Work instructions —
Please print every record below exactly as it appears.

********************

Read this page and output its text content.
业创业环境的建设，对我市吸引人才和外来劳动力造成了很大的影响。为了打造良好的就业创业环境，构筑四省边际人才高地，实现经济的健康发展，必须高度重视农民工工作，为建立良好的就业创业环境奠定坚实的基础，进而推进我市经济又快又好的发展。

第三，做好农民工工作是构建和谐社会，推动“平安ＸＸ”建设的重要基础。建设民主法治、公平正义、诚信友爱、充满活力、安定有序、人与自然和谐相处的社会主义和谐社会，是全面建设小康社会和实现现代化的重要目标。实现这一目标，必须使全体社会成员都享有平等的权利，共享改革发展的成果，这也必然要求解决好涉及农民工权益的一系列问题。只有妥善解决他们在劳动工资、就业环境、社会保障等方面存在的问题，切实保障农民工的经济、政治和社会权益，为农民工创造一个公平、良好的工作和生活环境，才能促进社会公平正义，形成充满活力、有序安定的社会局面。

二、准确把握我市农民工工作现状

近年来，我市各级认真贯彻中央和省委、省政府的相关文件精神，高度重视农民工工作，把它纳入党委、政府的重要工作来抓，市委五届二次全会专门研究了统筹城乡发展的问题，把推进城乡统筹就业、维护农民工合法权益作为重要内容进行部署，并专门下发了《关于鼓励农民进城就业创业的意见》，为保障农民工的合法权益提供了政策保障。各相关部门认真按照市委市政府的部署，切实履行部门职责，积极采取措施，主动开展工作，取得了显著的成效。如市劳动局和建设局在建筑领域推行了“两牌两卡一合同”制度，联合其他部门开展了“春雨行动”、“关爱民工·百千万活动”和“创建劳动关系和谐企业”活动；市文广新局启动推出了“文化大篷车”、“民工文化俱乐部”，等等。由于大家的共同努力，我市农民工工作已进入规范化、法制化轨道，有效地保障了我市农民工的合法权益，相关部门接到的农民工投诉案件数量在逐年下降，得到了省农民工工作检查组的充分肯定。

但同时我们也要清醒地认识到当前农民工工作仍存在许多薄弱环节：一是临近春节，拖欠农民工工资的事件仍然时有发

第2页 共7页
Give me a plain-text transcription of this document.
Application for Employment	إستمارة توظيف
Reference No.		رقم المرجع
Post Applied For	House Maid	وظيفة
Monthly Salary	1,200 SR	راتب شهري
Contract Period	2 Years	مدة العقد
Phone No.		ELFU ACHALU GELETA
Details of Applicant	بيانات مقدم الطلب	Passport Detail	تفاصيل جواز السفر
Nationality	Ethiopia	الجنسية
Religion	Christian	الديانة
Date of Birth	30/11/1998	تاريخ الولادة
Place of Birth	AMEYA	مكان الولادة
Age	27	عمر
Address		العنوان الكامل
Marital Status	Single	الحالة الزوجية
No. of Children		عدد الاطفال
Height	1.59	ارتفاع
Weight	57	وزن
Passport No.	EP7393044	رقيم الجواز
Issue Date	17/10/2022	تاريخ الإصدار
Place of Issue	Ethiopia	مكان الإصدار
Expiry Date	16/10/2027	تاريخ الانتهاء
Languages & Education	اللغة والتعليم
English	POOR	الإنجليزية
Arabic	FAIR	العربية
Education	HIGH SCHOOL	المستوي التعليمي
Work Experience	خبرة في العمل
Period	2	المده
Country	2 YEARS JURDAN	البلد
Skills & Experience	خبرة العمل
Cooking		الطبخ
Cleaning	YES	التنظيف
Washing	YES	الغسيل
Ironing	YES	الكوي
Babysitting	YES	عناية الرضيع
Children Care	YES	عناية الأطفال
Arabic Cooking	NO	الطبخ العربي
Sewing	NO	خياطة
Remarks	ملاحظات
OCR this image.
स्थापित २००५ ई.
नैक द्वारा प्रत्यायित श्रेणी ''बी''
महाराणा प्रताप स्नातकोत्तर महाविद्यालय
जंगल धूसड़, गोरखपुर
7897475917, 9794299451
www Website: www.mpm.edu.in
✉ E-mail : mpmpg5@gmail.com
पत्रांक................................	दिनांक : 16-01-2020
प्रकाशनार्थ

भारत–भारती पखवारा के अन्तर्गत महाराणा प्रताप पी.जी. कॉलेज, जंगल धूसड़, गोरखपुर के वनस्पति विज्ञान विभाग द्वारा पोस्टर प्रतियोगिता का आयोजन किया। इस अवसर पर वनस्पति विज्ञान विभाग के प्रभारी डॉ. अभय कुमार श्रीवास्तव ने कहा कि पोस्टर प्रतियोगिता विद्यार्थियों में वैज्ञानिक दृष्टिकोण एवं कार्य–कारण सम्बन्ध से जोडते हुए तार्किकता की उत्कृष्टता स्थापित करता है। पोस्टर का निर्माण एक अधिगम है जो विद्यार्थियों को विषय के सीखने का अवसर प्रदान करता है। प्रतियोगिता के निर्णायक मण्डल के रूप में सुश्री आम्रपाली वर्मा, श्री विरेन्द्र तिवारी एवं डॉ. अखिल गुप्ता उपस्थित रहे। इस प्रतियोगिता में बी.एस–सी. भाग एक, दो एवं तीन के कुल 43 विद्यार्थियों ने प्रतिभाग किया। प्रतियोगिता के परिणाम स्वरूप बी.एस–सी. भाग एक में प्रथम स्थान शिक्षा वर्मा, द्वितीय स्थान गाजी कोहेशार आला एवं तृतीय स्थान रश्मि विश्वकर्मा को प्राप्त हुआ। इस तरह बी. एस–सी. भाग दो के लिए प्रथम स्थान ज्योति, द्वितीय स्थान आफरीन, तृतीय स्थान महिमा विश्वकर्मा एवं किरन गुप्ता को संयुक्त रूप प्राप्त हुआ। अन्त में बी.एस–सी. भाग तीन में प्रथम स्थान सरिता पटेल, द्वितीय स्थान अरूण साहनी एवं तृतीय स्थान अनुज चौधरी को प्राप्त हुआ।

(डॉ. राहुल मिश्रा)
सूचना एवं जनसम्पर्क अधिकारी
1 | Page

********************

Result —
Read this page and output its text content.
业创业环境的建设，对我市吸引人才和外来劳动力造成了很大的影响。为了打造良好的就业创业环境，构筑四省边际人才高地，实现经济的健康发展，必须高度重视农民工工作，为建立良好的就业创业环境奠定坚实的基础，进而推进我市经济又快又好的发展。

第三，做好农民工工作是构建和谐社会，推动“平安ＸＸ”建设的重要基础。建设民主法治、公平正义、诚信友爱、充满活力、安定有序、人与自然和谐相处的社会主义和谐社会，是全面建设小康社会和实现现代化的重要目标。实现这一目标，必须使全体社会成员都享有平等的权利，共享改革发展的成果，这也必然要求解决好涉及农民工权益的一系列问题。只有妥善解决他们在劳动工资、就业环境、社会保障等方面存在的问题，切实保障农民工的经济、政治和社会权益，为农民工创造一个公平、良好的工作和生活环境，才能促进社会公平正义，形成充满活力、有序安定的社会局面。

二、准确把握我市农民工工作现状

近年来，我市各级认真贯彻中央和省委、省政府的相关文件精神，高度重视农民工工作，把它纳入党委、政府的重要工作来抓，市委五届二次全会专门研究了统筹城乡发展的问题，把推进城乡统筹就业、维护农民工合法权益作为重要内容进行部署，并专门下发了《关于鼓励农民进城就业创业的意见》，为保障农民工的合法权益提供了政策保障。各相关部门认真按照市委市政府的部署，切实履行部门职责，积极采取措施，主动开展工作，取得了显著的成效。如市劳动局和建设局在建筑领域推行了“两牌两卡一合同”制度，联合其他部门开展了“春雨行动”、“关爱民工·百千万活动”和“创建劳动关系和谐企业”活动；市文广新局启动推出了“文化大篷车”、“民工文化俱乐部”，等等。由于大家的共同努力，我市农民工工作已进入规范化、法制化轨道，有效地保障了我市农民工的合法权益，相关部门接到的农民工投诉案件数量在逐年下降，得到了省农民工工作检查组的充分肯定。

但同时我们也要清醒地认识到当前农民工工作仍存在许多薄弱环节：一是临近春节，拖欠农民工工资的事件仍然时有发

第2页 共7页
Give me a plain-text transcription of this document.
Application for Employment	إستمارة توظيف
Reference No.		رقم المرجع
Post Applied For	House Maid	وظيفة
Monthly Salary	1,200 SR	راتب شهري
Contract Period	2 Years	مدة العقد
Phone No.		ELFU ACHALU GELETA
Details of Applicant	بيانات مقدم الطلب	Passport Detail	تفاصيل جواز السفر
Nationality	Ethiopia	الجنسية
Religion	Christian	الديانة
Date of Birth	30/11/1998	تاريخ الولادة
Place of Birth	AMEYA	مكان الولادة
Age	27	عمر
Address		العنوان الكامل
Marital Status	Single	الحالة الزوجية
No. of Children		عدد الاطفال
Height	1.59	ارتفاع
Weight	57	وزن
Passport No.	EP7393044	رقيم الجواز
Issue Date	17/10/2022	تاريخ الإصدار
Place of Issue	Ethiopia	مكان الإصدار
Expiry Date	16/10/2027	تاريخ الانتهاء
Languages & Education	اللغة والتعليم
English	POOR	الإنجليزية
Arabic	FAIR	العربية
Education	HIGH SCHOOL	المستوي التعليمي
Work Experience	خبرة في العمل
Period	2	المده
Country	2 YEARS JURDAN	البلد
Skills & Experience	خبرة العمل
Cooking		الطبخ
Cleaning	YES	التنظيف
Washing	YES	الغسيل
Ironing	YES	الكوي
Babysitting	YES	عناية الرضيع
Children Care	YES	عناية الأطفال
Arabic Cooking	NO	الطبخ العربي
Sewing	NO	خياطة
Remarks	ملاحظات
OCR this image.
स्थापित २००५ ई.
नैक द्वारा प्रत्यायित श्रेणी ''बी''
महाराणा प्रताप स्नातकोत्तर महाविद्यालय
जंगल धूसड़, गोरखपुर
7897475917, 9794299451
www Website: www.mpm.edu.in
✉ E-mail : mpmpg5@gmail.com
पत्रांक................................	दिनांक : 16-01-2020
प्रकाशनार्थ

भारत–भारती पखवारा के अन्तर्गत महाराणा प्रताप पी.जी. कॉलेज, जंगल धूसड़, गोरखपुर के वनस्पति विज्ञान विभाग द्वारा पोस्टर प्रतियोगिता का आयोजन किया। इस अवसर पर वनस्पति विज्ञान विभाग के प्रभारी डॉ. अभय कुमार श्रीवास्तव ने कहा कि पोस्टर प्रतियोगिता विद्यार्थियों में वैज्ञानिक दृष्टिकोण एवं कार्य–कारण सम्बन्ध से जोडते हुए तार्किकता की उत्कृष्टता स्थापित करता है। पोस्टर का निर्माण एक अधिगम है जो विद्यार्थियों को विषय के सीखने का अवसर प्रदान करता है। प्रतियोगिता के निर्णायक मण्डल के रूप में सुश्री आम्रपाली वर्मा, श्री विरेन्द्र तिवारी एवं डॉ. अखिल गुप्ता उपस्थित रहे। इस प्रतियोगिता में बी.एस–सी. भाग एक, दो एवं तीन के कुल 43 विद्यार्थियों ने प्रतिभाग किया। प्रतियोगिता के परिणाम स्वरूप बी.एस–सी. भाग एक में प्रथम स्थान शिक्षा वर्मा, द्वितीय स्थान गाजी कोहेशार आला एवं तृतीय स्थान रश्मि विश्वकर्मा को प्राप्त हुआ। इस तरह बी. एस–सी. भाग दो के लिए प्रथम स्थान ज्योति, द्वितीय स्थान आफरीन, तृतीय स्थान महिमा विश्वकर्मा एवं किरन गुप्ता को संयुक्त रूप प्राप्त हुआ। अन्त में बी.एस–सी. भाग तीन में प्रथम स्थान सरिता पटेल, द्वितीय स्थान अरूण साहनी एवं तृतीय स्थान अनुज चौधरी को प्राप्त हुआ।

(डॉ. राहुल मिश्रा)
सूचना एवं जनसम्पर्क अधिकारी
1 | Page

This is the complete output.